== WHAT IS NEEDED ==
All of the entries must be reproduced exactly, with no images carried over.
━━━━━━━━━━
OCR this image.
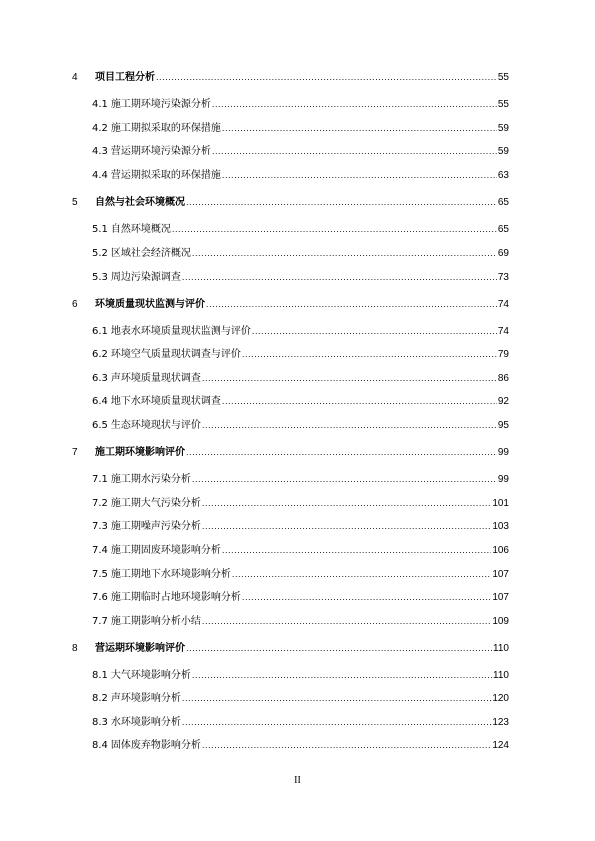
4	项目工程分析 .....	55
4.1 施工期环境污染源分析 .....	55
4.2 施工期拟采取的环保措施 .....	59
4.3 营运期环境污染源分析 .....	59
4.4 营运期拟采取的环保措施 .....	63
5	自然与社会环境概况 .....	65
5.1 自然环境概况 .....	65
5.2 区域社会经济概况 .....	69
5.3 周边污染源调查 .....	73
6	环境质量现状监测与评价 .....	74
6.1 地表水环境质量现状监测与评价 .....	74
6.2 环境空气质量现状调查与评价 .....	79
6.3 声环境质量现状调查 .....	86
6.4 地下水环境质量现状调查 .....	92
6.5 生态环境现状与评价 .....	95
7	施工期环境影响评价 .....	99
7.1 施工期水污染分析 .....	99
7.2 施工期大气污染分析 .....	101
7.3 施工期噪声污染分析 .....	103
7.4 施工期固废环境影响分析 .....	106
7.5 施工期地下水环境影响分析 .....	107
7.6 施工期临时占地环境影响分析 .....	107
7.7 施工期影响分析小结 .....	109
8	营运期环境影响评价 .....	110
8.1 大气环境影响分析 .....	110
8.2 声环境影响分析 .....	120
8.3 水环境影响分析 .....	123
8.4 固体废弃物影响分析 .....	124
II
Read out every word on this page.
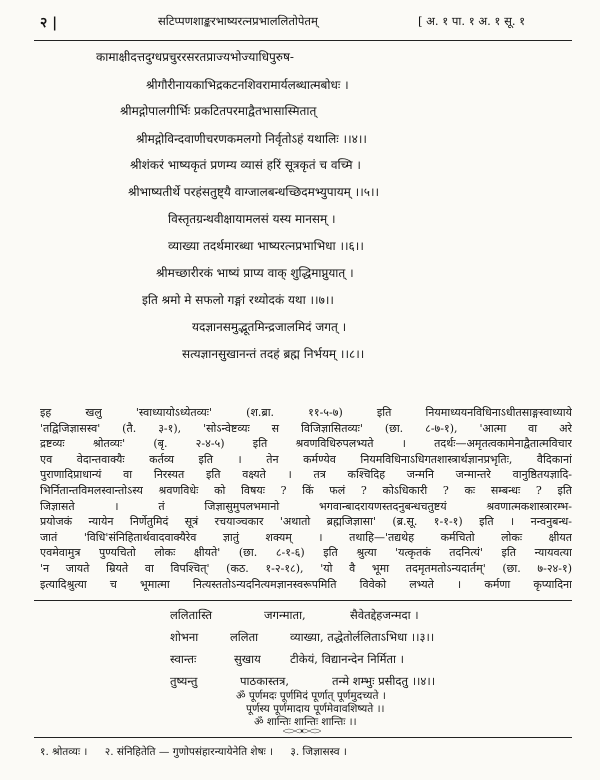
२ |	सटिप्पणशाङ्करभाष्यरत्नप्रभाललितोपेतम्	[ अ. १ पा. १ अ. १ सू. १
कामाक्षीदत्तदुग्धप्रचुररसरतप्राज्यभोज्याधिपुरुष-
श्रीगौरीनायकाभिद्रकटनशिवरामार्यलब्धात्मबोधः ।
श्रीमद्गोपालगीर्भिः प्रकटितपरमाद्वैतभासास्मितात्
श्रीमद्गोविन्दवाणीचरणकमलगो निर्वृतोऽहं यथालिः ।।४।।
श्रीशंकरं भाष्यकृतं प्रणम्य व्यासं हरिं सूत्रकृतं च वच्मि ।
श्रीभाष्यतीर्थे परहंसतुष्ट्यै वाग्जालबन्धच्छिदमभ्युपायम् ।।५।।
विस्तृतग्रन्थवीक्षायामलसं यस्य मानसम् ।
व्याख्या तदर्थमारब्धा भाष्यरत्नप्रभाभिधा ।।६।।
श्रीमच्छारीरकं भाष्यं प्राप्य वाक् शुद्धिमाप्नुयात् ।
इति श्रमो मे सफलो गङ्गां रथ्योदकं यथा ।।७।।
यदज्ञानसमुद्भूतमिन्द्रजालमिदं जगत् ।
सत्यज्ञानसुखानन्तं तदहं ब्रह्म निर्भयम् ।।८।।
इह खलु 'स्वाध्यायोऽध्येतव्यः' (श.ब्रा. ११-५-७) इति नियमाध्ययनविधिनाऽधीतसाङ्गस्वाध्याये
'तद्विजिज्ञासस्व' (तै. ३-१), 'सोऽन्वेष्टव्यः स विजिज्ञासितव्यः' (छा. ८-७-१), 'आत्मा वा अरे
द्रष्टव्यः श्रोतव्यः' (बृ. २-४-५) इति श्रवणविधिरुपलभ्यते । तदर्थः—अमृतत्वकामेनाद्वैतात्मविचार
एव वेदान्तवाक्यैः कर्तव्य इति । तेन कर्मण्येव नियमविधिनाऽधिगतशास्त्रार्थज्ञानप्रभृतिः, वैदिकानां
पुराणादिप्राधान्यं वा निरस्यत इति वक्ष्यते । तत्र कश्चिदिह जन्मनि जन्मान्तरे वानुष्ठितयज्ञादि-
भिर्नितान्तविमलस्वान्तोऽस्य श्रवणविधेः को विषयः ? किं फलं ? कोऽधिकारी ? कः सम्बन्धः ? इति
जिज्ञासते । तं जिज्ञासुमुपलभमानो भगवान्बादरायणस्तदनुबन्धचतुष्टयं श्रवणात्मकशास्त्रारम्भ-
प्रयोजकं न्यायेन निर्णेतुमिदं सूत्रं रचयाञ्चकार 'अथातो ब्रह्मजिज्ञासा' (ब्र.सू. १-१-१) इति । नन्वनुबन्ध-
जातं 'विधि'संनिहितार्थवादवाक्यैरेव ज्ञातुं शक्यम् । तथाहि—'तद्यथेह कर्मचितो लोकः क्षीयत
एवमेवामुत्र पुण्यचितो लोकः क्षीयते' (छा. ८-१-६) इति श्रुत्या 'यत्कृतकं तदनित्यं' इति न्यायवत्या
'न जायते म्रियते वा विपश्चित्' (कठ. १-२-१८), 'यो वै भूमा तदमृतमतोऽन्यदार्तम्' (छा. ७-२४-१)
इत्यादिश्रुत्या च भूमात्मा नित्यस्ततोऽन्यदनित्यमज्ञानस्वरूपमिति विवेको लभ्यते । कर्मणा कृप्यादिना
ललितास्ति	जगन्माता,	सैवेतद्देहजन्मदा ।
शोभना	ललिता	व्याख्या, तद्धेतोर्ललिताऽभिधा ।।३।।
स्वान्तः	सुखाय	टीकेयं, विद्यानन्देन निर्मिता ।
तुष्यन्तु	पाठकास्तत्र,	तन्मे शम्भुः प्रसीदतु ।।४।।
१. श्रोतव्यः । २. संनिहितेति — गुणोपसंहारन्यायेनेति शेषः । ३. जिज्ञासस्व ।
ॐ पूर्णमदः पूर्णमिदं पूर्णात् पूर्णमुदच्यते ।
पूर्णस्य पूर्णमादाय पूर्णमेवावशिष्यते ।।
ॐ शान्तिः शान्तिः शान्तिः ।।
━━━━━━━━━━
== ANSWER ==
OCR this image.
4	项目工程分析 .....	55
4.1 施工期环境污染源分析 .....	55
4.2 施工期拟采取的环保措施 .....	59
4.3 营运期环境污染源分析 .....	59
4.4 营运期拟采取的环保措施 .....	63
5	自然与社会环境概况 .....	65
5.1 自然环境概况 .....	65
5.2 区域社会经济概况 .....	69
5.3 周边污染源调查 .....	73
6	环境质量现状监测与评价 .....	74
6.1 地表水环境质量现状监测与评价 .....	74
6.2 环境空气质量现状调查与评价 .....	79
6.3 声环境质量现状调查 .....	86
6.4 地下水环境质量现状调查 .....	92
6.5 生态环境现状与评价 .....	95
7	施工期环境影响评价 .....	99
7.1 施工期水污染分析 .....	99
7.2 施工期大气污染分析 .....	101
7.3 施工期噪声污染分析 .....	103
7.4 施工期固废环境影响分析 .....	106
7.5 施工期地下水环境影响分析 .....	107
7.6 施工期临时占地环境影响分析 .....	107
7.7 施工期影响分析小结 .....	109
8	营运期环境影响评价 .....	110
8.1 大气环境影响分析 .....	110
8.2 声环境影响分析 .....	120
8.3 水环境影响分析 .....	123
8.4 固体废弃物影响分析 .....	124
II
Read out every word on this page.
२ |	सटिप्पणशाङ्करभाष्यरत्नप्रभाललितोपेतम्	[ अ. १ पा. १ अ. १ सू. १
कामाक्षीदत्तदुग्धप्रचुररसरतप्राज्यभोज्याधिपुरुष-
श्रीगौरीनायकाभिद्रकटनशिवरामार्यलब्धात्मबोधः ।
श्रीमद्गोपालगीर्भिः प्रकटितपरमाद्वैतभासास्मितात्
श्रीमद्गोविन्दवाणीचरणकमलगो निर्वृतोऽहं यथालिः ।।४।।
श्रीशंकरं भाष्यकृतं प्रणम्य व्यासं हरिं सूत्रकृतं च वच्मि ।
श्रीभाष्यतीर्थे परहंसतुष्ट्यै वाग्जालबन्धच्छिदमभ्युपायम् ।।५।।
विस्तृतग्रन्थवीक्षायामलसं यस्य मानसम् ।
व्याख्या तदर्थमारब्धा भाष्यरत्नप्रभाभिधा ।।६।।
श्रीमच्छारीरकं भाष्यं प्राप्य वाक् शुद्धिमाप्नुयात् ।
इति श्रमो मे सफलो गङ्गां रथ्योदकं यथा ।।७।।
यदज्ञानसमुद्भूतमिन्द्रजालमिदं जगत् ।
सत्यज्ञानसुखानन्तं तदहं ब्रह्म निर्भयम् ।।८।।
इह खलु 'स्वाध्यायोऽध्येतव्यः' (श.ब्रा. ११-५-७) इति नियमाध्ययनविधिनाऽधीतसाङ्गस्वाध्याये
'तद्विजिज्ञासस्व' (तै. ३-१), 'सोऽन्वेष्टव्यः स विजिज्ञासितव्यः' (छा. ८-७-१), 'आत्मा वा अरे
द्रष्टव्यः श्रोतव्यः' (बृ. २-४-५) इति श्रवणविधिरुपलभ्यते । तदर्थः—अमृतत्वकामेनाद्वैतात्मविचार
एव वेदान्तवाक्यैः कर्तव्य इति । तेन कर्मण्येव नियमविधिनाऽधिगतशास्त्रार्थज्ञानप्रभृतिः, वैदिकानां
पुराणादिप्राधान्यं वा निरस्यत इति वक्ष्यते । तत्र कश्चिदिह जन्मनि जन्मान्तरे वानुष्ठितयज्ञादि-
भिर्नितान्तविमलस्वान्तोऽस्य श्रवणविधेः को विषयः ? किं फलं ? कोऽधिकारी ? कः सम्बन्धः ? इति
जिज्ञासते । तं जिज्ञासुमुपलभमानो भगवान्बादरायणस्तदनुबन्धचतुष्टयं श्रवणात्मकशास्त्रारम्भ-
प्रयोजकं न्यायेन निर्णेतुमिदं सूत्रं रचयाञ्चकार 'अथातो ब्रह्मजिज्ञासा' (ब्र.सू. १-१-१) इति । नन्वनुबन्ध-
जातं 'विधि'संनिहितार्थवादवाक्यैरेव ज्ञातुं शक्यम् । तथाहि—'तद्यथेह कर्मचितो लोकः क्षीयत
एवमेवामुत्र पुण्यचितो लोकः क्षीयते' (छा. ८-१-६) इति श्रुत्या 'यत्कृतकं तदनित्यं' इति न्यायवत्या
'न जायते म्रियते वा विपश्चित्' (कठ. १-२-१८), 'यो वै भूमा तदमृतमतोऽन्यदार्तम्' (छा. ७-२४-१)
इत्यादिश्रुत्या च भूमात्मा नित्यस्ततोऽन्यदनित्यमज्ञानस्वरूपमिति विवेको लभ्यते । कर्मणा कृप्यादिना
ललितास्ति	जगन्माता,	सैवेतद्देहजन्मदा ।
शोभना	ललिता	व्याख्या, तद्धेतोर्ललिताऽभिधा ।।३।।
स्वान्तः	सुखाय	टीकेयं, विद्यानन्देन निर्मिता ।
तुष्यन्तु	पाठकास्तत्र,	तन्मे शम्भुः प्रसीदतु ।।४।।
१. श्रोतव्यः । २. संनिहितेति — गुणोपसंहारन्यायेनेति शेषः । ३. जिज्ञासस्व ।
ॐ पूर्णमदः पूर्णमिदं पूर्णात् पूर्णमुदच्यते ।
पूर्णस्य पूर्णमादाय पूर्णमेवावशिष्यते ।।
ॐ शान्तिः शान्तिः शान्तिः ।।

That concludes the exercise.